■ Record extracts ■

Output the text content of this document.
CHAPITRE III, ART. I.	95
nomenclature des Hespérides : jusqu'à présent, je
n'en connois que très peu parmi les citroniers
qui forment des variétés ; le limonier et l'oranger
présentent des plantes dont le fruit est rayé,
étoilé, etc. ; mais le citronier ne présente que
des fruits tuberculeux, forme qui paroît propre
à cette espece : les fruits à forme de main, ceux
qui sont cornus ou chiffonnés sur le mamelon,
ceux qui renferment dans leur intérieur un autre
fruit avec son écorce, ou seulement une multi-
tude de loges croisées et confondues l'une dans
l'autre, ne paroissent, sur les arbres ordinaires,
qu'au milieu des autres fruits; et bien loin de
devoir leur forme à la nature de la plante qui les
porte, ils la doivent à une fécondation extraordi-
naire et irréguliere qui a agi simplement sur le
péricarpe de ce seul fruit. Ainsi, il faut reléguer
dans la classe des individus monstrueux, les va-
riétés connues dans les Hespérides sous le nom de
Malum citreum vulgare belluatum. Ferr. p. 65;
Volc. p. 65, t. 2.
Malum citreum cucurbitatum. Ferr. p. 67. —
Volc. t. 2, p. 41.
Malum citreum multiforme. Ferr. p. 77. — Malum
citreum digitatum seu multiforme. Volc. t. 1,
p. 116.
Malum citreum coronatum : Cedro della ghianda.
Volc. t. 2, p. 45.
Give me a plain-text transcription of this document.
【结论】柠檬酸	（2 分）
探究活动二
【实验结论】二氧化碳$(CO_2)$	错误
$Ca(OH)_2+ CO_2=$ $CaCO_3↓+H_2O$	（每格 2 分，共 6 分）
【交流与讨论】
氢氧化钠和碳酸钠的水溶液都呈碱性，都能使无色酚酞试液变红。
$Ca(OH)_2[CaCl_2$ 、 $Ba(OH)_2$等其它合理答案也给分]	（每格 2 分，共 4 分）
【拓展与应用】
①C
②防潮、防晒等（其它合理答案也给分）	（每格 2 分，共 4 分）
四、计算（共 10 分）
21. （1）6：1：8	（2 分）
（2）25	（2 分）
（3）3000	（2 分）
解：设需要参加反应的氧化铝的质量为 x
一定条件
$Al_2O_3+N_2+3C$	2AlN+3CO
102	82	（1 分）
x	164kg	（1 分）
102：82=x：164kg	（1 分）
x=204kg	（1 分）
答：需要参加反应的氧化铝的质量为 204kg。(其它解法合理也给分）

■ Required work ■
Look through the data above. Find each line with the string "text" and copy it.

■ Task output ■
Output the text content of this document.
Give me a plain-text transcription of this document.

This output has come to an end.